**WRITTEN REQUEST:** Tally the lines that include "Pull". Output the number only.

**SUPPLIED INFORMATION:**
⁂
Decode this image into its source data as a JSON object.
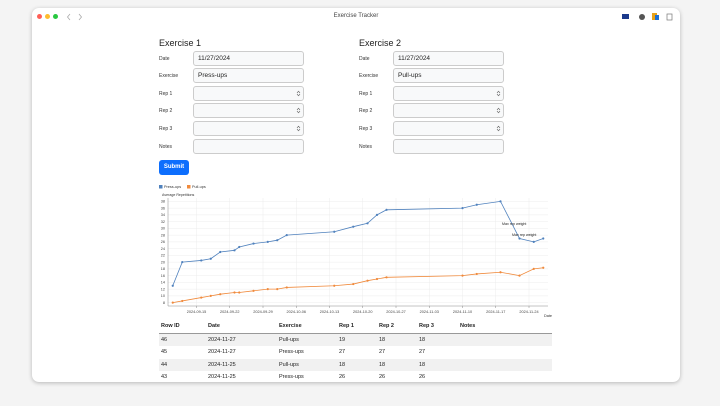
{
  "window": {
    "title": "Exercise Tracker"
  },
  "form": {
    "submit": "Submit",
    "columns": [
      {
        "heading": "Exercise 1",
        "date_label": "Date",
        "date": "11/27/2024",
        "exercise_label": "Exercise",
        "exercise": "Press-ups",
        "rep1_label": "Rep 1",
        "rep2_label": "Rep 2",
        "rep3_label": "Rep 3",
        "notes_label": "Notes"
      },
      {
        "heading": "Exercise 2",
        "date_label": "Date",
        "date": "11/27/2024",
        "exercise_label": "Exercise",
        "exercise": "Pull-ups",
        "rep1_label": "Rep 1",
        "rep2_label": "Rep 2",
        "rep3_label": "Rep 3",
        "notes_label": "Notes"
      }
    ]
  },
  "chart_data": {
    "type": "line",
    "y_label": "Average Repetitions",
    "x_label": "Date",
    "x": [
      "2024-09-10",
      "2024-09-12",
      "2024-09-16",
      "2024-09-18",
      "2024-09-20",
      "2024-09-23",
      "2024-09-24",
      "2024-09-27",
      "2024-09-30",
      "2024-10-02",
      "2024-10-04",
      "2024-10-14",
      "2024-10-18",
      "2024-10-21",
      "2024-10-23",
      "2024-10-25",
      "2024-11-10",
      "2024-11-13",
      "2024-11-18",
      "2024-11-22",
      "2024-11-25",
      "2024-11-27"
    ],
    "series": [
      {
        "name": "Press-ups",
        "color": "#4f81bd",
        "values": [
          13,
          20,
          20.5,
          21,
          23,
          23.5,
          24.5,
          25.5,
          26,
          26.5,
          28,
          29,
          30.5,
          31.5,
          34,
          35.5,
          36,
          37,
          38,
          27,
          26,
          27
        ]
      },
      {
        "name": "Pull-ups",
        "color": "#f08a3c",
        "values": [
          8,
          8.5,
          9.5,
          10,
          10.5,
          11,
          11,
          11.5,
          12,
          12,
          12.5,
          13,
          13.5,
          14.5,
          15,
          15.5,
          16,
          16.5,
          17,
          16,
          18,
          18.33
        ]
      }
    ],
    "xlim": [
      "2024-09-09",
      "2024-11-28"
    ],
    "xticks": [
      "2024-09-15",
      "2024-09-22",
      "2024-09-29",
      "2024-10-06",
      "2024-10-13",
      "2024-10-20",
      "2024-10-27",
      "2024-11-03",
      "2024-11-10",
      "2024-11-17",
      "2024-11-24"
    ],
    "ylim": [
      7,
      39
    ],
    "yticks": [
      8,
      10,
      12,
      14,
      16,
      18,
      20,
      22,
      24,
      26,
      28,
      30,
      32,
      34,
      36,
      38
    ],
    "grid": true,
    "annotations": [
      "Max rep weight",
      "Max rep weight"
    ]
  },
  "table": {
    "header": [
      "Row ID",
      "Date",
      "Exercise",
      "Rep 1",
      "Rep 2",
      "Rep 3",
      "Notes"
    ],
    "rows": [
      [
        "46",
        "2024-11-27",
        "Pull-ups",
        "19",
        "18",
        "18"
      ],
      [
        "45",
        "2024-11-27",
        "Press-ups",
        "27",
        "27",
        "27"
      ],
      [
        "44",
        "2024-11-25",
        "Pull-ups",
        "18",
        "18",
        "18"
      ],
      [
        "43",
        "2024-11-25",
        "Press-ups",
        "26",
        "26",
        "26"
      ]
    ]
  }
}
⁂
**RIGHT ANSWER:** 4